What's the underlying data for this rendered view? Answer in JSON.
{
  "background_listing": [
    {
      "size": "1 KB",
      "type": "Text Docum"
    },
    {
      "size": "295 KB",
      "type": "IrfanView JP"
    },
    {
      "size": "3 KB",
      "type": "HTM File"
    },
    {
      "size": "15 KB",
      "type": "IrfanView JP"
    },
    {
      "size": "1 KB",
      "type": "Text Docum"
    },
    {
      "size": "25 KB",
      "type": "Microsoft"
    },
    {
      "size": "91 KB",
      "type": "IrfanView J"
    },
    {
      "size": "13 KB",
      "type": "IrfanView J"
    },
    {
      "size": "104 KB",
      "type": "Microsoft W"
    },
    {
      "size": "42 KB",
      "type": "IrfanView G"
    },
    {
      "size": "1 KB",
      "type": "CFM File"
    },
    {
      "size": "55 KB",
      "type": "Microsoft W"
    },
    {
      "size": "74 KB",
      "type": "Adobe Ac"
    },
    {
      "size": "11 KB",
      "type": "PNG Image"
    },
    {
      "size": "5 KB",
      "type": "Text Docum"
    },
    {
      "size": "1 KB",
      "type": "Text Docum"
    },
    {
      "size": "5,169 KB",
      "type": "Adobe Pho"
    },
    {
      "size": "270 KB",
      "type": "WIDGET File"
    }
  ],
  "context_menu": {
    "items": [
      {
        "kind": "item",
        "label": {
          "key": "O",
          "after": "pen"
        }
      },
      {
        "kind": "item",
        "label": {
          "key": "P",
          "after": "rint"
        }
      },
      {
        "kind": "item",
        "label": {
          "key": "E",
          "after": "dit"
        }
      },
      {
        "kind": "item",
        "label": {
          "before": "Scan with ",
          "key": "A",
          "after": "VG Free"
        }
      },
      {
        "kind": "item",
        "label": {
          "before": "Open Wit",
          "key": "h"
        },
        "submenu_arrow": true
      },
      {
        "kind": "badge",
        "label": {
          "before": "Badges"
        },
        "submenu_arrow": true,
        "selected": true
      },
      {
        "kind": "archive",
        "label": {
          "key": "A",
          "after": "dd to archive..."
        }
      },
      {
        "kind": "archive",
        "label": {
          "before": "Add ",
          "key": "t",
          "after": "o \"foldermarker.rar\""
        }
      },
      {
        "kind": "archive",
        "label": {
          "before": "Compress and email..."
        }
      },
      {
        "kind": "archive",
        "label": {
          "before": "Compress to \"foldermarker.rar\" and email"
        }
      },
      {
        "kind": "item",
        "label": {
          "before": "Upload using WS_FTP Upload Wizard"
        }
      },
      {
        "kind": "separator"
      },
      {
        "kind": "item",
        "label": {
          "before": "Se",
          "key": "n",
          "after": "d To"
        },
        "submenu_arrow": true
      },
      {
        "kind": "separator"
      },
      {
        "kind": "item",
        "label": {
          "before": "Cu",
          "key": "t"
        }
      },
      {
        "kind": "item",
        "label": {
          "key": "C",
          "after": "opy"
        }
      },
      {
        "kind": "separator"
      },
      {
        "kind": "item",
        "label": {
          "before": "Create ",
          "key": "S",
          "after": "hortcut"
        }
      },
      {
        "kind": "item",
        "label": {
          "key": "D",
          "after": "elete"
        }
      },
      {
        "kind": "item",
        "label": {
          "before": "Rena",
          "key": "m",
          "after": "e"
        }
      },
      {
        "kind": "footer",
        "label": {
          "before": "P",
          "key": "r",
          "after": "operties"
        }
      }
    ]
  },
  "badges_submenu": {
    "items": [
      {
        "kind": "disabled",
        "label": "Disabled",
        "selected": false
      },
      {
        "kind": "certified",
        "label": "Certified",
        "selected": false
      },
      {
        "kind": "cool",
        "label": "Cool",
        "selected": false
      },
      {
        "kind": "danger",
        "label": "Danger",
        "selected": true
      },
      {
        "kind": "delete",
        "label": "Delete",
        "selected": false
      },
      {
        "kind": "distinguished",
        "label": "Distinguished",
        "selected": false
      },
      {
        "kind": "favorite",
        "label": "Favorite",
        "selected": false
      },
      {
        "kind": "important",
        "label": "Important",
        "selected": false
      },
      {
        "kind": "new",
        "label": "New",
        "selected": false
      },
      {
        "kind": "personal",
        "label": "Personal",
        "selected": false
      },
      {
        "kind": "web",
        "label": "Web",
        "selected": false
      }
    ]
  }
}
---*---
Return every entry exactly as given.

TASK ANSWER:
What's the underlying data for this rendered view? Answer in JSON.
{
  "background_listing": [
    {
      "size": "1 KB",
      "type": "Text Docum"
    },
    {
      "size": "295 KB",
      "type": "IrfanView JP"
    },
    {
      "size": "3 KB",
      "type": "HTM File"
    },
    {
      "size": "15 KB",
      "type": "IrfanView JP"
    },
    {
      "size": "1 KB",
      "type": "Text Docum"
    },
    {
      "size": "25 KB",
      "type": "Microsoft"
    },
    {
      "size": "91 KB",
      "type": "IrfanView J"
    },
    {
      "size": "13 KB",
      "type": "IrfanView J"
    },
    {
      "size": "104 KB",
      "type": "Microsoft W"
    },
    {
      "size": "42 KB",
      "type": "IrfanView G"
    },
    {
      "size": "1 KB",
      "type": "CFM File"
    },
    {
      "size": "55 KB",
      "type": "Microsoft W"
    },
    {
      "size": "74 KB",
      "type": "Adobe Ac"
    },
    {
      "size": "11 KB",
      "type": "PNG Image"
    },
    {
      "size": "5 KB",
      "type": "Text Docum"
    },
    {
      "size": "1 KB",
      "type": "Text Docum"
    },
    {
      "size": "5,169 KB",
      "type": "Adobe Pho"
    },
    {
      "size": "270 KB",
      "type": "WIDGET File"
    }
  ],
  "context_menu": {
    "items": [
      {
        "kind": "item",
        "label": {
          "key": "O",
          "after": "pen"
        }
      },
      {
        "kind": "item",
        "label": {
          "key": "P",
          "after": "rint"
        }
      },
      {
        "kind": "item",
        "label": {
          "key": "E",
          "after": "dit"
        }
      },
      {
        "kind": "item",
        "label": {
          "before": "Scan with ",
          "key": "A",
          "after": "VG Free"
        }
      },
      {
        "kind": "item",
        "label": {
          "before": "Open Wit",
          "key": "h"
        },
        "submenu_arrow": true
      },
      {
        "kind": "badge",
        "label": {
          "before": "Badges"
        },
        "submenu_arrow": true,
        "selected": true
      },
      {
        "kind": "archive",
        "label": {
          "key": "A",
          "after": "dd to archive..."
        }
      },
      {
        "kind": "archive",
        "label": {
          "before": "Add ",
          "key": "t",
          "after": "o \"foldermarker.rar\""
        }
      },
      {
        "kind": "archive",
        "label": {
          "before": "Compress and email..."
        }
      },
      {
        "kind": "archive",
        "label": {
          "before": "Compress to \"foldermarker.rar\" and email"
        }
      },
      {
        "kind": "item",
        "label": {
          "before": "Upload using WS_FTP Upload Wizard"
        }
      },
      {
        "kind": "separator"
      },
      {
        "kind": "item",
        "label": {
          "before": "Se",
          "key": "n",
          "after": "d To"
        },
        "submenu_arrow": true
      },
      {
        "kind": "separator"
      },
      {
        "kind": "item",
        "label": {
          "before": "Cu",
          "key": "t"
        }
      },
      {
        "kind": "item",
        "label": {
          "key": "C",
          "after": "opy"
        }
      },
      {
        "kind": "separator"
      },
      {
        "kind": "item",
        "label": {
          "before": "Create ",
          "key": "S",
          "after": "hortcut"
        }
      },
      {
        "kind": "item",
        "label": {
          "key": "D",
          "after": "elete"
        }
      },
      {
        "kind": "item",
        "label": {
          "before": "Rena",
          "key": "m",
          "after": "e"
        }
      },
      {
        "kind": "footer",
        "label": {
          "before": "P",
          "key": "r",
          "after": "operties"
        }
      }
    ]
  },
  "badges_submenu": {
    "items": [
      {
        "kind": "disabled",
        "label": "Disabled",
        "selected": false
      },
      {
        "kind": "certified",
        "label": "Certified",
        "selected": false
      },
      {
        "kind": "cool",
        "label": "Cool",
        "selected": false
      },
      {
        "kind": "danger",
        "label": "Danger",
        "selected": true
      },
      {
        "kind": "delete",
        "label": "Delete",
        "selected": false
      },
      {
        "kind": "distinguished",
        "label": "Distinguished",
        "selected": false
      },
      {
        "kind": "favorite",
        "label": "Favorite",
        "selected": false
      },
      {
        "kind": "important",
        "label": "Important",
        "selected": false
      },
      {
        "kind": "new",
        "label": "New",
        "selected": false
      },
      {
        "kind": "personal",
        "label": "Personal",
        "selected": false
      },
      {
        "kind": "web",
        "label": "Web",
        "selected": false
      }
    ]
  }
}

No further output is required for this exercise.